What you will do :: Write out all records as given; omit images.

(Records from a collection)
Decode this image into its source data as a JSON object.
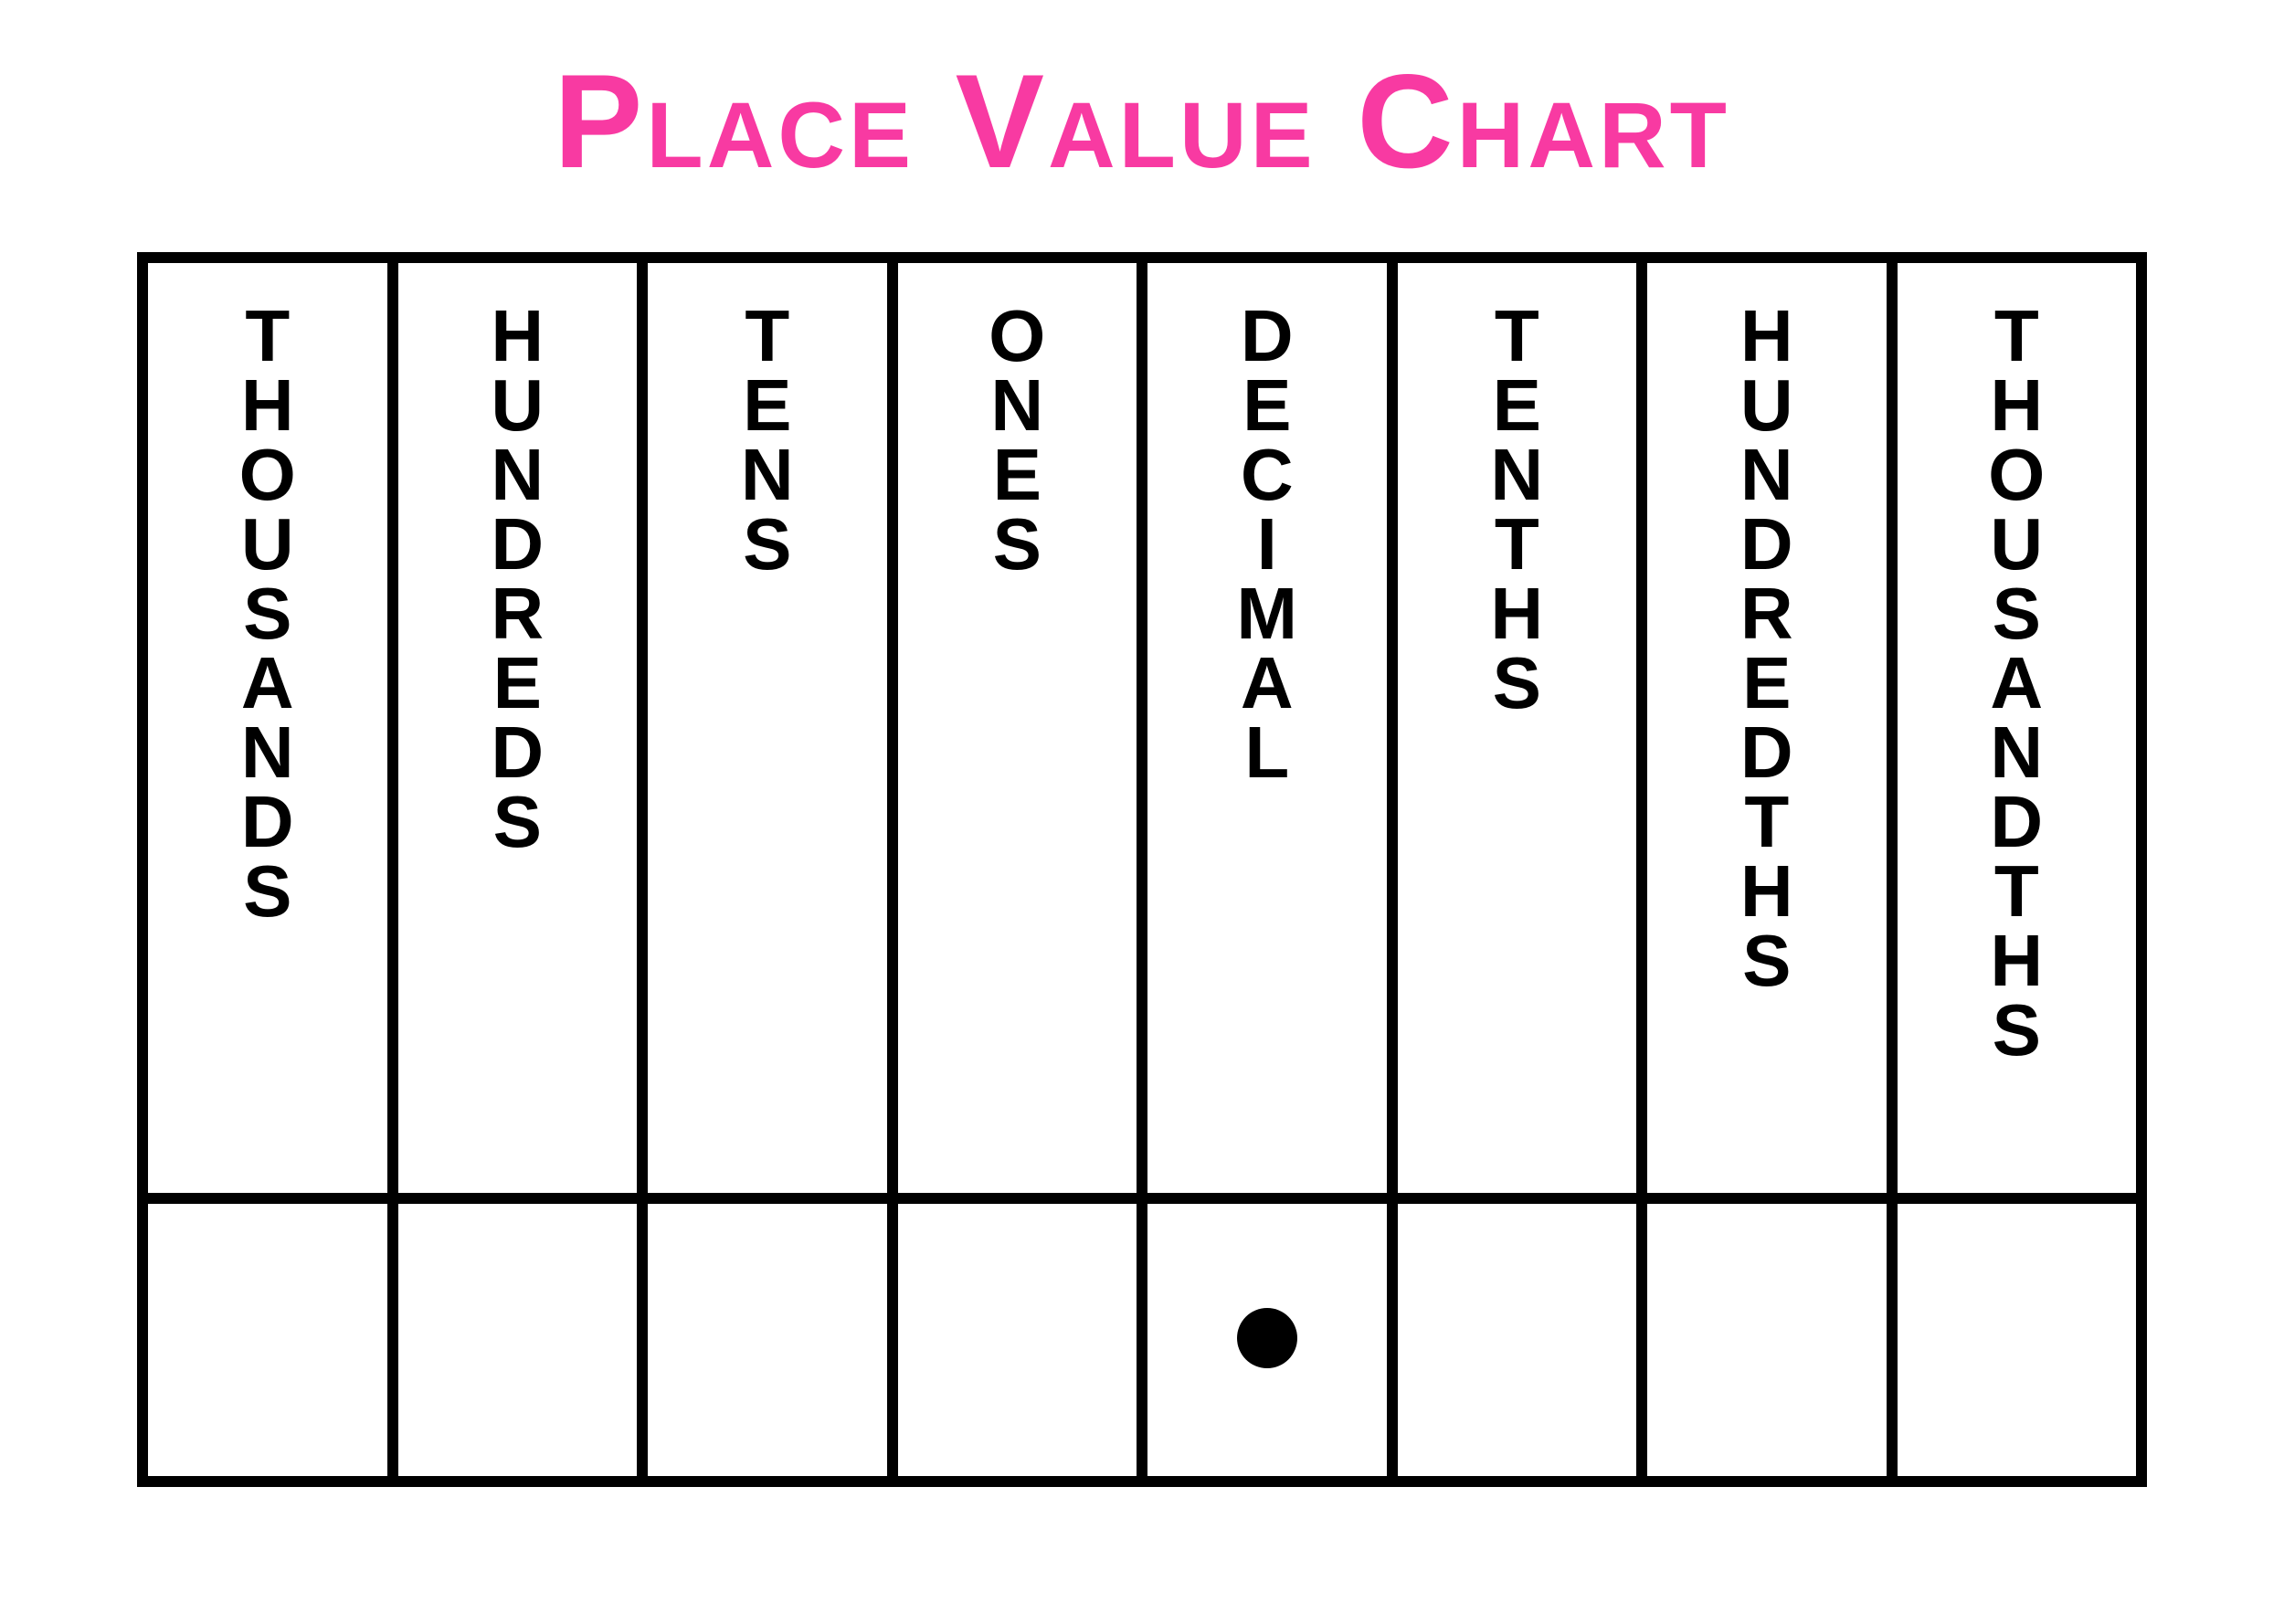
{
  "title": "Place Value Chart",
  "title_color": "#f83aa2",
  "title_fontsize": 146,
  "border_color": "#000000",
  "border_width": 12,
  "background_color": "#ffffff",
  "label_color": "#000000",
  "label_fontsize": 80,
  "decimal_dot_color": "#000000",
  "decimal_dot_diameter": 66,
  "columns": [
    {
      "label": "THOUSANDS",
      "value": ""
    },
    {
      "label": "HUNDREDS",
      "value": ""
    },
    {
      "label": "TENS",
      "value": ""
    },
    {
      "label": "ONES",
      "value": ""
    },
    {
      "label": "DECIMAL",
      "value": "•"
    },
    {
      "label": "TENTHS",
      "value": ""
    },
    {
      "label": "HUNDREDTHS",
      "value": ""
    },
    {
      "label": "THOUSANDTHS",
      "value": ""
    }
  ]
}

Finished task ::
Decode this image into its source data as a JSON object.
{
  "title": "Place Value Chart",
  "title_color": "#f83aa2",
  "title_fontsize": 146,
  "border_color": "#000000",
  "border_width": 12,
  "background_color": "#ffffff",
  "label_color": "#000000",
  "label_fontsize": 80,
  "decimal_dot_color": "#000000",
  "decimal_dot_diameter": 66,
  "columns": [
    {
      "label": "THOUSANDS",
      "value": ""
    },
    {
      "label": "HUNDREDS",
      "value": ""
    },
    {
      "label": "TENS",
      "value": ""
    },
    {
      "label": "ONES",
      "value": ""
    },
    {
      "label": "DECIMAL",
      "value": "•"
    },
    {
      "label": "TENTHS",
      "value": ""
    },
    {
      "label": "HUNDREDTHS",
      "value": ""
    },
    {
      "label": "THOUSANDTHS",
      "value": ""
    }
  ]
}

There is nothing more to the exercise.